*What you need to do*.
Your task is to gather the lines below that hold the string "avatar".

*Provided records*.
------------------------
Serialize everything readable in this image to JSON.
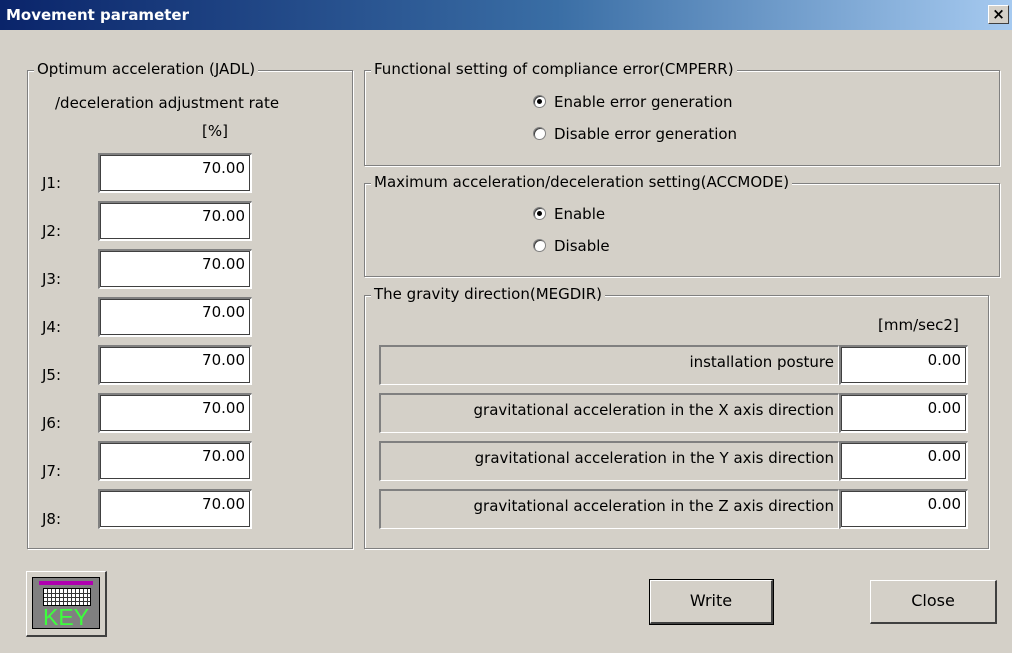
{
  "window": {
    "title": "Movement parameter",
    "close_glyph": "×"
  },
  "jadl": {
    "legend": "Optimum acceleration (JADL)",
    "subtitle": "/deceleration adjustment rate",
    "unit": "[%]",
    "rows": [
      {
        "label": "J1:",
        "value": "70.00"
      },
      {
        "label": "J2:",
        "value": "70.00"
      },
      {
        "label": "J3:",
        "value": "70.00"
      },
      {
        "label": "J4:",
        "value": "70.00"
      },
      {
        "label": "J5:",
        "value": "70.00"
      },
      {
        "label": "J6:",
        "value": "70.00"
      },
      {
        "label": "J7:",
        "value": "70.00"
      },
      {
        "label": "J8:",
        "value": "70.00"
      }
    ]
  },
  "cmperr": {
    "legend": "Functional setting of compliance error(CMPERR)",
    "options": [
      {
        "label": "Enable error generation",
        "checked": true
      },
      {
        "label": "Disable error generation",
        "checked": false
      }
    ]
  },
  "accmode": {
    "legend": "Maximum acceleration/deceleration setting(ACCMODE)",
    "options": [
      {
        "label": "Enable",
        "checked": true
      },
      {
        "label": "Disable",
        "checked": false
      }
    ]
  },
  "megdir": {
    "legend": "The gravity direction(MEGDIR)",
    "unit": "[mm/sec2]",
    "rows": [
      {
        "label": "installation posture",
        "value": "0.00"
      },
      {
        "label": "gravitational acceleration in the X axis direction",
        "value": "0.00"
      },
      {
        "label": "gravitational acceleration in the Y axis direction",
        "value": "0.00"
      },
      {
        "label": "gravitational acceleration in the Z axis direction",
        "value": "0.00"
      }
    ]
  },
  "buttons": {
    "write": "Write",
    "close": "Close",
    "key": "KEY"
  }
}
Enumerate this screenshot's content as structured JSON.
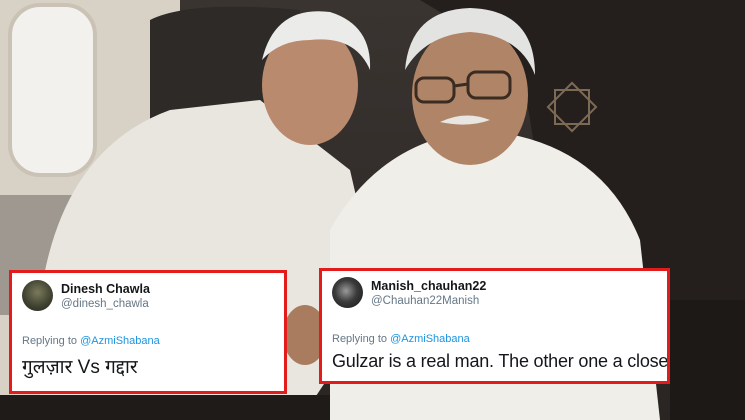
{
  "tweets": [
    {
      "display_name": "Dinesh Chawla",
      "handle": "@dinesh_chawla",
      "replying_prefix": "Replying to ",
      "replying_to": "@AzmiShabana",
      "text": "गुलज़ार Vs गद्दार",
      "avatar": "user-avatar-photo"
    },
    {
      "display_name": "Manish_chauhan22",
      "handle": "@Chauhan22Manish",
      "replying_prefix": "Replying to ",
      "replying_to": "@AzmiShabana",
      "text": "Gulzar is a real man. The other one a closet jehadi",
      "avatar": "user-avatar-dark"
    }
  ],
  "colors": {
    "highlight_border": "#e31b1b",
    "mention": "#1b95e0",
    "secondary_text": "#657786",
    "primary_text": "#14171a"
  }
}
------------------------
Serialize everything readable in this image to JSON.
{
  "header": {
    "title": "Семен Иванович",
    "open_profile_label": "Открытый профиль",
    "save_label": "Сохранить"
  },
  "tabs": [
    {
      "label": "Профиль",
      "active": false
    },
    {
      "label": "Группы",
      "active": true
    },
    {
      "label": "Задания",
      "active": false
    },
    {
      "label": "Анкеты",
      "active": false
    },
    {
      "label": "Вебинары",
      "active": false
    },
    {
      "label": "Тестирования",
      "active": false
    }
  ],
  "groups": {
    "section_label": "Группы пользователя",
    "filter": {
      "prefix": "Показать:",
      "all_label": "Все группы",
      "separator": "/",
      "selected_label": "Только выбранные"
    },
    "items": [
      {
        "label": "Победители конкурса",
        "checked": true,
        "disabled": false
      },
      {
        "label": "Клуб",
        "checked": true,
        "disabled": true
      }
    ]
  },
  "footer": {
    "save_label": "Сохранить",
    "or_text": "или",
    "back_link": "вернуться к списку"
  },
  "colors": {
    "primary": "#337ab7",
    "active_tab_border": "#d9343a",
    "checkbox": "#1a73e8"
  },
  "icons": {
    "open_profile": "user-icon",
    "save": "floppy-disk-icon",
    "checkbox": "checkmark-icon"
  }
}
------------------------
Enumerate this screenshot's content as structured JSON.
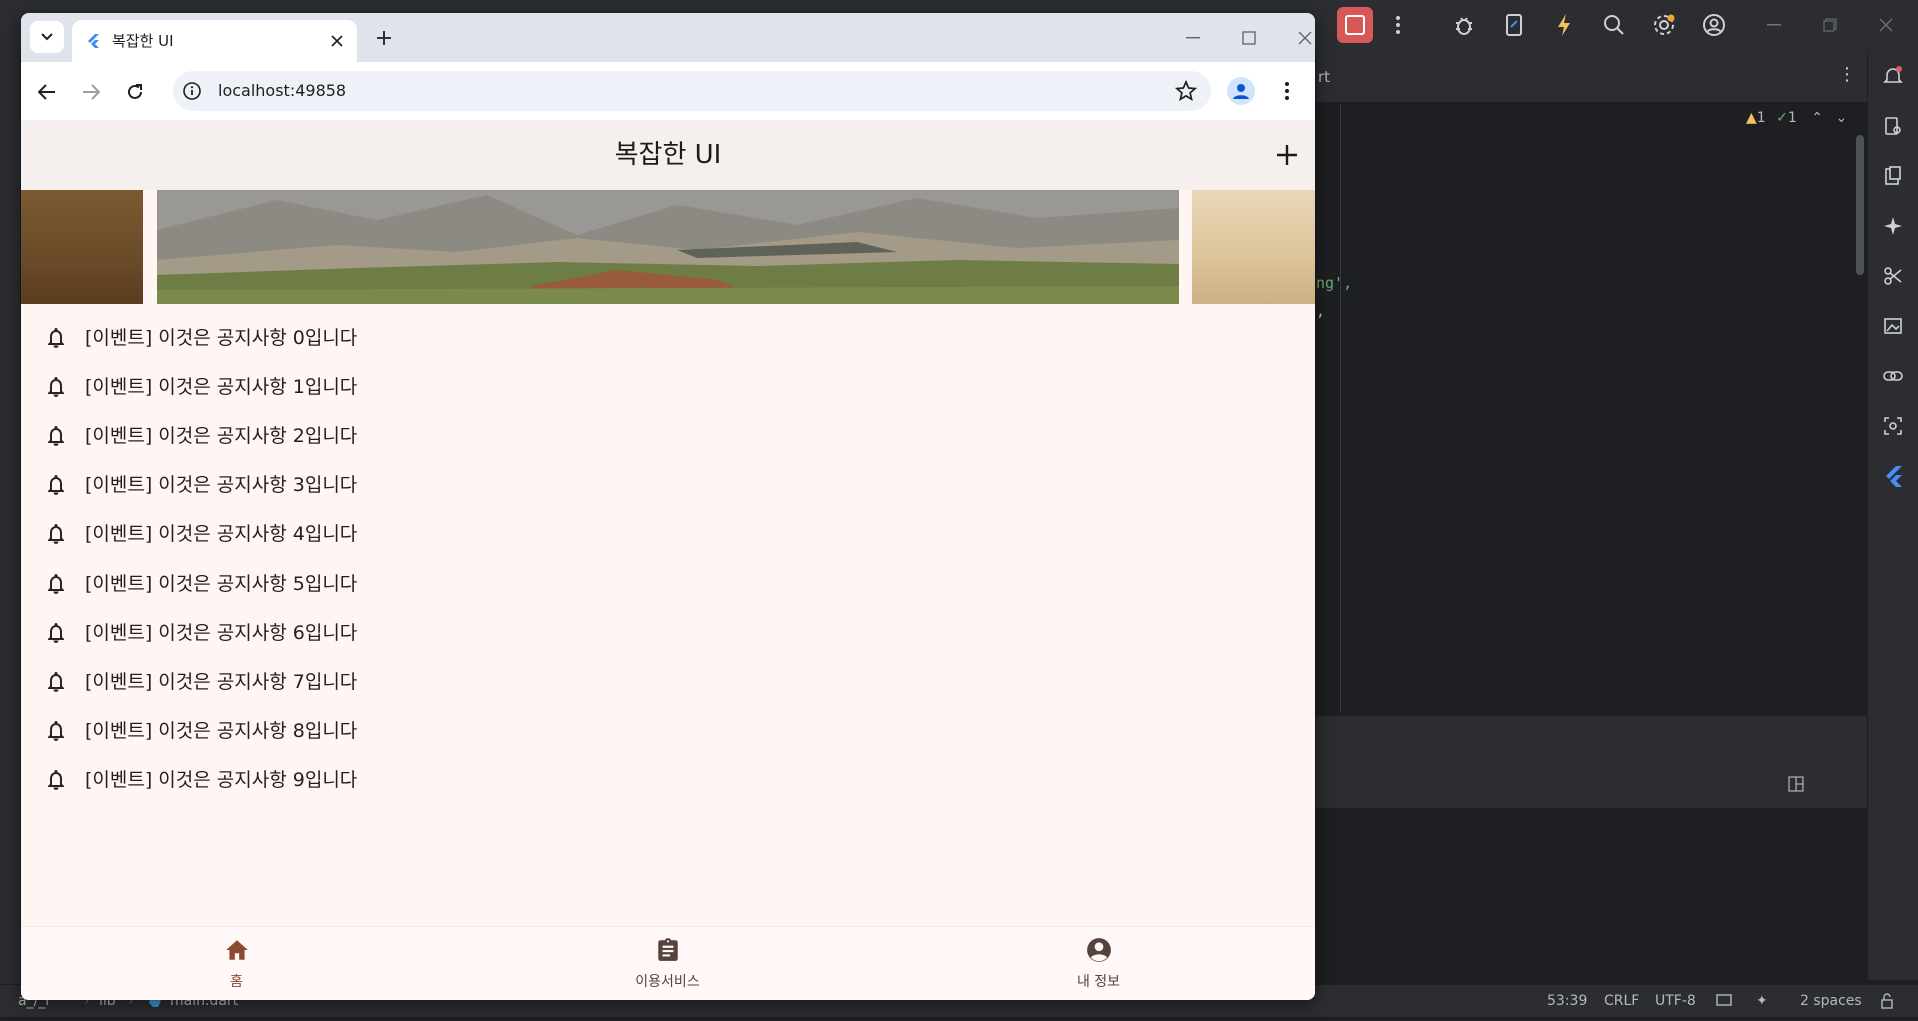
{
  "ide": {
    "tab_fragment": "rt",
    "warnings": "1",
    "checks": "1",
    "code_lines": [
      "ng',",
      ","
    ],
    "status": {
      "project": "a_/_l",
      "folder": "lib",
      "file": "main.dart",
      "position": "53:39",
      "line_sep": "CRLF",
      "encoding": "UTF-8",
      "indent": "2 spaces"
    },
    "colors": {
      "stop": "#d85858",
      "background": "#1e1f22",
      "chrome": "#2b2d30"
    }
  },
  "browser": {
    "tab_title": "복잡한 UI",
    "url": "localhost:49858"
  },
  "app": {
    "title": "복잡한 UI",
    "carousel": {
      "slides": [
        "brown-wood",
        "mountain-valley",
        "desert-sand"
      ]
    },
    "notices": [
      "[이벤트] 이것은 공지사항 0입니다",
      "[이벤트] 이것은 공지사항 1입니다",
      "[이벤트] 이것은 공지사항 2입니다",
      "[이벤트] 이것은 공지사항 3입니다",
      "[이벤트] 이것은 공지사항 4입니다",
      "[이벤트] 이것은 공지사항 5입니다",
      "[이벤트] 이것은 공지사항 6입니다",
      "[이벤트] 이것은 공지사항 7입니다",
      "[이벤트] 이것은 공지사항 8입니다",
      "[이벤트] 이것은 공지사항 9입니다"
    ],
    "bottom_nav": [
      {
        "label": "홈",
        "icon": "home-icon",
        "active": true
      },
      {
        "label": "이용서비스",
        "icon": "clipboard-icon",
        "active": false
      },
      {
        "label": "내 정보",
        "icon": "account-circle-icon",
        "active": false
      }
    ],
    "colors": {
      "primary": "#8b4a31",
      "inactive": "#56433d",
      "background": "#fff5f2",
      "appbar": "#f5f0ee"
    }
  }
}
------------------------
*Written reply*.
      "avatar": "user-avatar-photo"
      "avatar": "user-avatar-dark"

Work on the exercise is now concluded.